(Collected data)
=-=-=-=-=
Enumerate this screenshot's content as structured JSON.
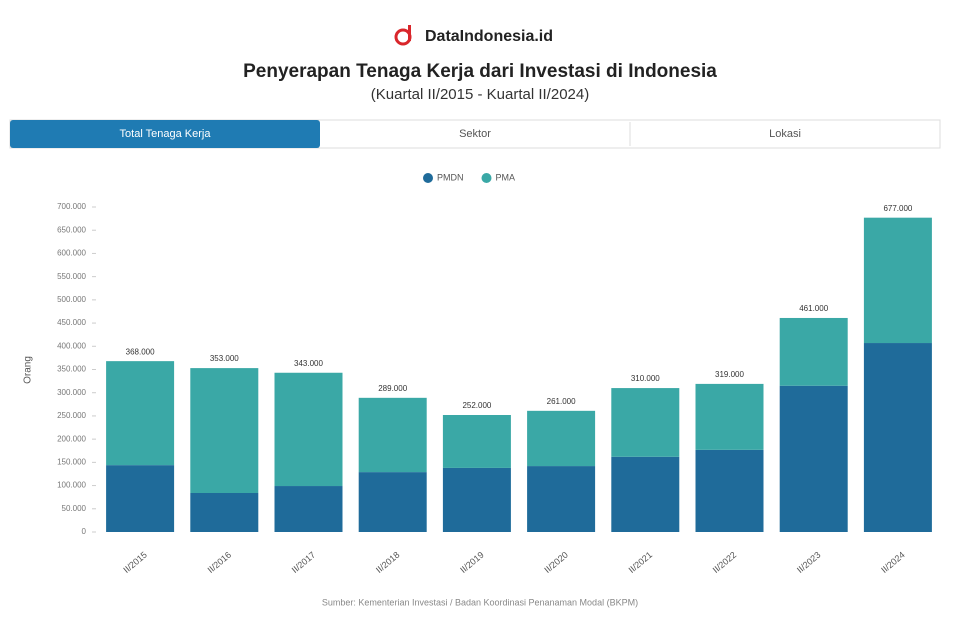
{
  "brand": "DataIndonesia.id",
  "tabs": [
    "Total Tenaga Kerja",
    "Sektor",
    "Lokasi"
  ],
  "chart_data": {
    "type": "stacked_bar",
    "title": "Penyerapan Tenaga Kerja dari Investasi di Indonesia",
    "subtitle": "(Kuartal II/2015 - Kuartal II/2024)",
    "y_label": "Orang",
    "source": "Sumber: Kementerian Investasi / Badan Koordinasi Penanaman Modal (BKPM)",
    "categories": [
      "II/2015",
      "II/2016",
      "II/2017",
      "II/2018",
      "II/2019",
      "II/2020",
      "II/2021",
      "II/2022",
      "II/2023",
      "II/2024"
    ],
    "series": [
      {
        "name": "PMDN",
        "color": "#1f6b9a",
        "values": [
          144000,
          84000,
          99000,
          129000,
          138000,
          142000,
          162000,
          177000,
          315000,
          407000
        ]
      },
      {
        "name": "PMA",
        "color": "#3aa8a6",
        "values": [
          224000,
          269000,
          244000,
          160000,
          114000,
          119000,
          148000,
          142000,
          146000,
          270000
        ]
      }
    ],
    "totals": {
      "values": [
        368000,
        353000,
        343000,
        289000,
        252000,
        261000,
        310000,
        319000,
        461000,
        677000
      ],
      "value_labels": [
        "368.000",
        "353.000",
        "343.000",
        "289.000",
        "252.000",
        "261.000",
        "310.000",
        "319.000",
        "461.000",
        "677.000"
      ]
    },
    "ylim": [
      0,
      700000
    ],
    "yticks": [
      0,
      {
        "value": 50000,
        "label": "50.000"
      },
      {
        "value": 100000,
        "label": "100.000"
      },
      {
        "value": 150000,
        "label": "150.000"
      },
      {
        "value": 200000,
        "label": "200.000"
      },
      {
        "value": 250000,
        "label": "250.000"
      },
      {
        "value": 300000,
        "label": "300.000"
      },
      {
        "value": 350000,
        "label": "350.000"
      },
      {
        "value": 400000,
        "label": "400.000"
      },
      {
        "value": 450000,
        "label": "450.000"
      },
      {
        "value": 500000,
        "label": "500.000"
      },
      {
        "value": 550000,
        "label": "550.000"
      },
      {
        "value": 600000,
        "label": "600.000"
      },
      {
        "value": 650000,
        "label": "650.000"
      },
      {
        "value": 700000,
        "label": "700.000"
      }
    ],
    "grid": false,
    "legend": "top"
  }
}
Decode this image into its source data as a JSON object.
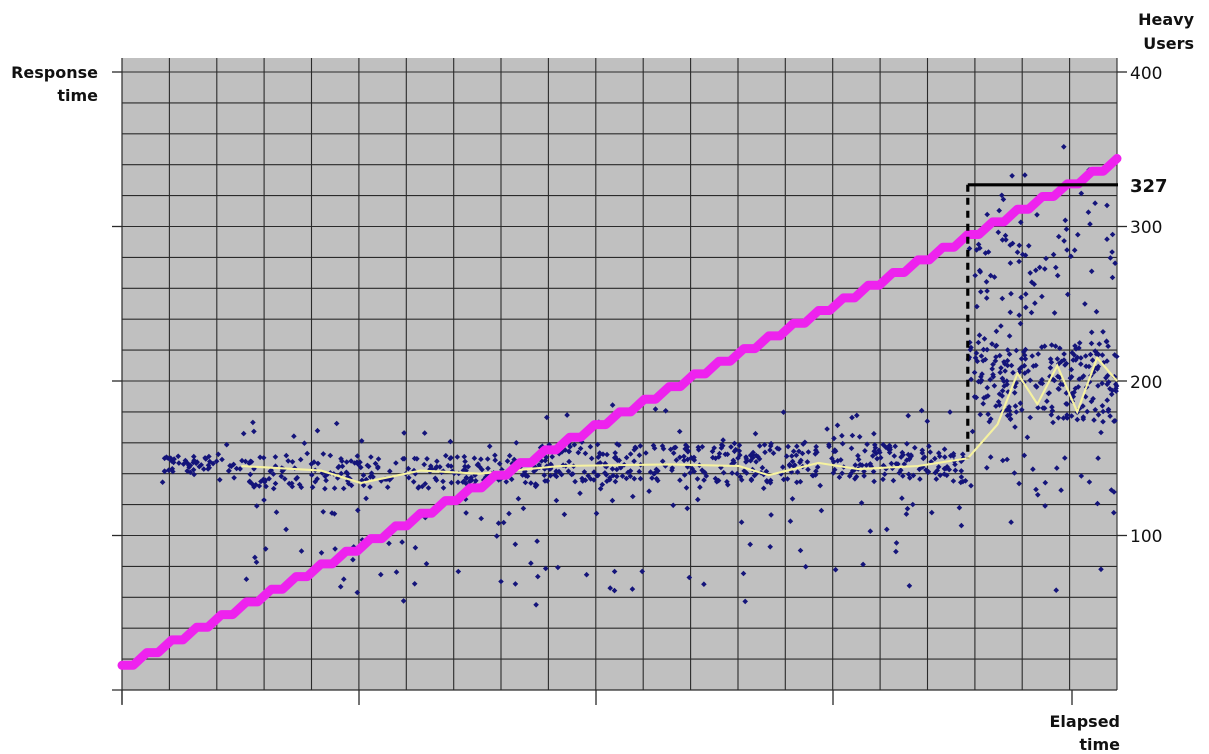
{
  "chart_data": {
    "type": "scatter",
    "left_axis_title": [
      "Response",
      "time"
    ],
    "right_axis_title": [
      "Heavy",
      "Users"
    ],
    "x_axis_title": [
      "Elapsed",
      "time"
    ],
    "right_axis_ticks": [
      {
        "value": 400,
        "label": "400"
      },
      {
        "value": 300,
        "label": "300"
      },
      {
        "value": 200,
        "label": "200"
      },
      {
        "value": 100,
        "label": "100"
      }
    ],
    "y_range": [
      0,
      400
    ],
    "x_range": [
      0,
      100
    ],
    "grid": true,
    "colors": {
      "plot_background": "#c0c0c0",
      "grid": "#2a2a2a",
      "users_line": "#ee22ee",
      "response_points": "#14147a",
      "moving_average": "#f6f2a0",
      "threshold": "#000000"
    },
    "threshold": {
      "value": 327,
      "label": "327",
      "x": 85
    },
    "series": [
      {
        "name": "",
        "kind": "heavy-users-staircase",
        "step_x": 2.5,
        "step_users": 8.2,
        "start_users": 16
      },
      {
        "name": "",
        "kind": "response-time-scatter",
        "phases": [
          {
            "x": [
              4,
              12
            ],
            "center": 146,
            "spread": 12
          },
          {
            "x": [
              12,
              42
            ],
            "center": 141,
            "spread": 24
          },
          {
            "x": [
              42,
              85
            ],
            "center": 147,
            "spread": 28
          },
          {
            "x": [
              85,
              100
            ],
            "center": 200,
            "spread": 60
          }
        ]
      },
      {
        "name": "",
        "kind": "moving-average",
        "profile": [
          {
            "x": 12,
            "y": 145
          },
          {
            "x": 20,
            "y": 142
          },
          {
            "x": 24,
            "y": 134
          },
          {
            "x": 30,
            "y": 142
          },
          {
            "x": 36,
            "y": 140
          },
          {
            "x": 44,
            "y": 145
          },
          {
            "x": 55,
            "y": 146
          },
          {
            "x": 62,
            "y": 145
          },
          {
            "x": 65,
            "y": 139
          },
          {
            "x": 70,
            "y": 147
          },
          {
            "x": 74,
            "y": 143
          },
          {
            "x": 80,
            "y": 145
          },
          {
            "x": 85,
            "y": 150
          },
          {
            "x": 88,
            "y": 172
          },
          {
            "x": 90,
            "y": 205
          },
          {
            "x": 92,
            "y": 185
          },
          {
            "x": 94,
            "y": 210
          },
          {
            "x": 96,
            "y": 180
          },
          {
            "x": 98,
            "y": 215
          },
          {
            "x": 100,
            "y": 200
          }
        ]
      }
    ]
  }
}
=-=-=-=-=
§ Objective:
How many lines in these entries contain the string "source"? State the number and nothing more.

§ Finished task:
2